Do not copy the pictures; transcribe all other material exactly.

-- -- --

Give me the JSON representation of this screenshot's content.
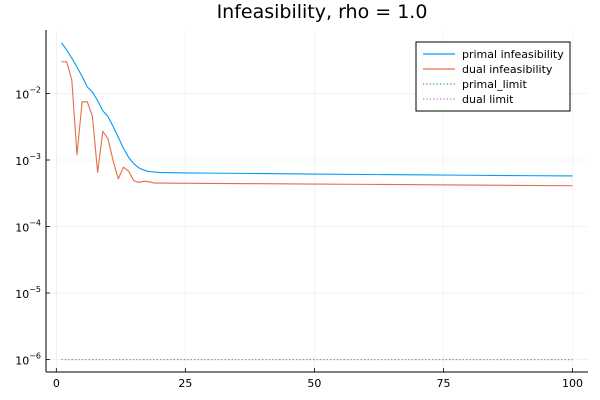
{
  "chart_data": {
    "type": "line",
    "title": "Infeasibility, rho = 1.0",
    "xlabel": "",
    "ylabel": "",
    "xlim": [
      -2,
      103
    ],
    "ylim": [
      6.5e-07,
      0.09
    ],
    "y_scale": "log",
    "grid": true,
    "legend_position": "top-right",
    "x_ticks": [
      {
        "value": 0,
        "label": "0"
      },
      {
        "value": 25,
        "label": "25"
      },
      {
        "value": 50,
        "label": "50"
      },
      {
        "value": 75,
        "label": "75"
      },
      {
        "value": 100,
        "label": "100"
      }
    ],
    "y_ticks": [
      {
        "value": 0.01,
        "base": "10",
        "exp": "−2"
      },
      {
        "value": 0.001,
        "base": "10",
        "exp": "−3"
      },
      {
        "value": 0.0001,
        "base": "10",
        "exp": "−4"
      },
      {
        "value": 1e-05,
        "base": "10",
        "exp": "−5"
      },
      {
        "value": 1e-06,
        "base": "10",
        "exp": "−6"
      }
    ],
    "series": [
      {
        "name": "primal infeasibility",
        "color": "#009AFA",
        "style": "solid",
        "points": [
          [
            1,
            0.058
          ],
          [
            2,
            0.045
          ],
          [
            3,
            0.034
          ],
          [
            4,
            0.025
          ],
          [
            5,
            0.018
          ],
          [
            6,
            0.0125
          ],
          [
            7,
            0.0105
          ],
          [
            8,
            0.0078
          ],
          [
            9,
            0.0055
          ],
          [
            10,
            0.0045
          ],
          [
            11,
            0.0032
          ],
          [
            12,
            0.0022
          ],
          [
            13,
            0.0015
          ],
          [
            14,
            0.0011
          ],
          [
            15,
            0.00088
          ],
          [
            16,
            0.00076
          ],
          [
            17,
            0.0007
          ],
          [
            18,
            0.00067
          ],
          [
            19,
            0.00066
          ],
          [
            20,
            0.00065
          ],
          [
            25,
            0.00064
          ],
          [
            30,
            0.000635
          ],
          [
            40,
            0.000625
          ],
          [
            50,
            0.000615
          ],
          [
            60,
            0.000605
          ],
          [
            70,
            0.000598
          ],
          [
            80,
            0.00059
          ],
          [
            90,
            0.000582
          ],
          [
            100,
            0.000575
          ]
        ]
      },
      {
        "name": "dual infeasibility",
        "color": "#E26F46",
        "style": "solid",
        "points": [
          [
            1,
            0.03
          ],
          [
            2,
            0.03
          ],
          [
            3,
            0.016
          ],
          [
            4,
            0.0012
          ],
          [
            5,
            0.0075
          ],
          [
            6,
            0.0075
          ],
          [
            7,
            0.0045
          ],
          [
            8,
            0.00065
          ],
          [
            9,
            0.0027
          ],
          [
            10,
            0.0021
          ],
          [
            11,
            0.00098
          ],
          [
            12,
            0.00052
          ],
          [
            13,
            0.00078
          ],
          [
            14,
            0.00068
          ],
          [
            15,
            0.00049
          ],
          [
            16,
            0.00046
          ],
          [
            17,
            0.00048
          ],
          [
            18,
            0.00047
          ],
          [
            19,
            0.00045
          ],
          [
            20,
            0.00045
          ],
          [
            30,
            0.000445
          ],
          [
            40,
            0.00044
          ],
          [
            50,
            0.000435
          ],
          [
            60,
            0.00043
          ],
          [
            70,
            0.000425
          ],
          [
            80,
            0.00042
          ],
          [
            90,
            0.000415
          ],
          [
            100,
            0.00041
          ]
        ]
      },
      {
        "name": "primal_limit",
        "color": "#3EA44E",
        "style": "dotted",
        "points": [
          [
            1,
            1e-06
          ],
          [
            100,
            1e-06
          ]
        ]
      },
      {
        "name": "dual limit",
        "color": "#C271D2",
        "style": "dotted",
        "points": [
          [
            1,
            1e-06
          ],
          [
            100,
            1e-06
          ]
        ]
      }
    ]
  }
}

-- -- --

▶ [EXPECTED ANSWER]:
Give me the JSON representation of this screenshot's content.
{
  "chart_data": {
    "type": "line",
    "title": "Infeasibility, rho = 1.0",
    "xlabel": "",
    "ylabel": "",
    "xlim": [
      -2,
      103
    ],
    "ylim": [
      6.5e-07,
      0.09
    ],
    "y_scale": "log",
    "grid": true,
    "legend_position": "top-right",
    "x_ticks": [
      {
        "value": 0,
        "label": "0"
      },
      {
        "value": 25,
        "label": "25"
      },
      {
        "value": 50,
        "label": "50"
      },
      {
        "value": 75,
        "label": "75"
      },
      {
        "value": 100,
        "label": "100"
      }
    ],
    "y_ticks": [
      {
        "value": 0.01,
        "base": "10",
        "exp": "−2"
      },
      {
        "value": 0.001,
        "base": "10",
        "exp": "−3"
      },
      {
        "value": 0.0001,
        "base": "10",
        "exp": "−4"
      },
      {
        "value": 1e-05,
        "base": "10",
        "exp": "−5"
      },
      {
        "value": 1e-06,
        "base": "10",
        "exp": "−6"
      }
    ],
    "series": [
      {
        "name": "primal infeasibility",
        "color": "#009AFA",
        "style": "solid",
        "points": [
          [
            1,
            0.058
          ],
          [
            2,
            0.045
          ],
          [
            3,
            0.034
          ],
          [
            4,
            0.025
          ],
          [
            5,
            0.018
          ],
          [
            6,
            0.0125
          ],
          [
            7,
            0.0105
          ],
          [
            8,
            0.0078
          ],
          [
            9,
            0.0055
          ],
          [
            10,
            0.0045
          ],
          [
            11,
            0.0032
          ],
          [
            12,
            0.0022
          ],
          [
            13,
            0.0015
          ],
          [
            14,
            0.0011
          ],
          [
            15,
            0.00088
          ],
          [
            16,
            0.00076
          ],
          [
            17,
            0.0007
          ],
          [
            18,
            0.00067
          ],
          [
            19,
            0.00066
          ],
          [
            20,
            0.00065
          ],
          [
            25,
            0.00064
          ],
          [
            30,
            0.000635
          ],
          [
            40,
            0.000625
          ],
          [
            50,
            0.000615
          ],
          [
            60,
            0.000605
          ],
          [
            70,
            0.000598
          ],
          [
            80,
            0.00059
          ],
          [
            90,
            0.000582
          ],
          [
            100,
            0.000575
          ]
        ]
      },
      {
        "name": "dual infeasibility",
        "color": "#E26F46",
        "style": "solid",
        "points": [
          [
            1,
            0.03
          ],
          [
            2,
            0.03
          ],
          [
            3,
            0.016
          ],
          [
            4,
            0.0012
          ],
          [
            5,
            0.0075
          ],
          [
            6,
            0.0075
          ],
          [
            7,
            0.0045
          ],
          [
            8,
            0.00065
          ],
          [
            9,
            0.0027
          ],
          [
            10,
            0.0021
          ],
          [
            11,
            0.00098
          ],
          [
            12,
            0.00052
          ],
          [
            13,
            0.00078
          ],
          [
            14,
            0.00068
          ],
          [
            15,
            0.00049
          ],
          [
            16,
            0.00046
          ],
          [
            17,
            0.00048
          ],
          [
            18,
            0.00047
          ],
          [
            19,
            0.00045
          ],
          [
            20,
            0.00045
          ],
          [
            30,
            0.000445
          ],
          [
            40,
            0.00044
          ],
          [
            50,
            0.000435
          ],
          [
            60,
            0.00043
          ],
          [
            70,
            0.000425
          ],
          [
            80,
            0.00042
          ],
          [
            90,
            0.000415
          ],
          [
            100,
            0.00041
          ]
        ]
      },
      {
        "name": "primal_limit",
        "color": "#3EA44E",
        "style": "dotted",
        "points": [
          [
            1,
            1e-06
          ],
          [
            100,
            1e-06
          ]
        ]
      },
      {
        "name": "dual limit",
        "color": "#C271D2",
        "style": "dotted",
        "points": [
          [
            1,
            1e-06
          ],
          [
            100,
            1e-06
          ]
        ]
      }
    ]
  }
}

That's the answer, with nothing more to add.